AIM OF THE EXERCISE -
Extract, from the listing that follows, each line containing the word "this".

>> Begin RECORDS FOR THE TASK

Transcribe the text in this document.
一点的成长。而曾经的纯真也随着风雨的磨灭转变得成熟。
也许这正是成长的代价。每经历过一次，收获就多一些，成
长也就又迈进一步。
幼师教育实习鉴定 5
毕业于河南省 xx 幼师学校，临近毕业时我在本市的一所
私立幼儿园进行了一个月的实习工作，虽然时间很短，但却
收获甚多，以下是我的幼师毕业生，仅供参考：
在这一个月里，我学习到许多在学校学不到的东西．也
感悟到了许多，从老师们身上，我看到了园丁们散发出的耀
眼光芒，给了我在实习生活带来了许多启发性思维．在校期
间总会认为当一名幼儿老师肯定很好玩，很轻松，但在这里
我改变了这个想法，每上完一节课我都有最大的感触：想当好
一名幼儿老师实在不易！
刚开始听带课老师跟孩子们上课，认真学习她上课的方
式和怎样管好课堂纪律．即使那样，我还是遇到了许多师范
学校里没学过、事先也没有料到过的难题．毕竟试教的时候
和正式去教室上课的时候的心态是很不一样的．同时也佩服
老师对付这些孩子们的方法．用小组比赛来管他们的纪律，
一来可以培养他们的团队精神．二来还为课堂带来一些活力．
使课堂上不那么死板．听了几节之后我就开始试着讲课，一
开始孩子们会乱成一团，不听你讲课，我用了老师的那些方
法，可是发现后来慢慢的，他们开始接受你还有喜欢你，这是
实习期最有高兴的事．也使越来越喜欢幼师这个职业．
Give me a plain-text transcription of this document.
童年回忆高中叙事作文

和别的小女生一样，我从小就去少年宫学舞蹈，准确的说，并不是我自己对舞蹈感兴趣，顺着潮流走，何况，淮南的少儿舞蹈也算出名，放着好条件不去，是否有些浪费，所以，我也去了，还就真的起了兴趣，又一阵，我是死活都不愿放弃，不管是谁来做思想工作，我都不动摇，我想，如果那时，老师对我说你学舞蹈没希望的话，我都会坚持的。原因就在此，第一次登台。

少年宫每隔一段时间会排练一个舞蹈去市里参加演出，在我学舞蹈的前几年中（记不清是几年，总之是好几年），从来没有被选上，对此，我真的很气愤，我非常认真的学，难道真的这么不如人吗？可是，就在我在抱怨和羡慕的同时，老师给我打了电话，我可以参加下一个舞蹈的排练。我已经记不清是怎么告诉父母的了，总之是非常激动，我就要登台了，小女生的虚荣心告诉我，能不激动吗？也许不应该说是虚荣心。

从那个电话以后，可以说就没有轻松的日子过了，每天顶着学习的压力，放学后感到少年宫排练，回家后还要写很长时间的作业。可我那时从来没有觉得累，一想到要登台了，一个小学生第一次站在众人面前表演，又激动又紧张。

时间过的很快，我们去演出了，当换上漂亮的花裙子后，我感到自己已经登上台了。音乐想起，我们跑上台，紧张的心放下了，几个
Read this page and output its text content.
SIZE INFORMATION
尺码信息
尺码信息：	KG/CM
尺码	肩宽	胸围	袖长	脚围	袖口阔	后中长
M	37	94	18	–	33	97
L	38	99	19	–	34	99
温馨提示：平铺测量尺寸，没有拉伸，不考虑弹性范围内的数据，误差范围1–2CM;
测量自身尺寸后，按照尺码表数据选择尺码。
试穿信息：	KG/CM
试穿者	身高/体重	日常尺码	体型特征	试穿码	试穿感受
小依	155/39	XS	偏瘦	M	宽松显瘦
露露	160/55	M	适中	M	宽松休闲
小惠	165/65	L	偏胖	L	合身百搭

>> End RECORDS FOR THE TASK

EXERCISE ANSWER -
Transcribe the text in this document.
Give me a plain-text transcription of this document.
Read this page and output its text content.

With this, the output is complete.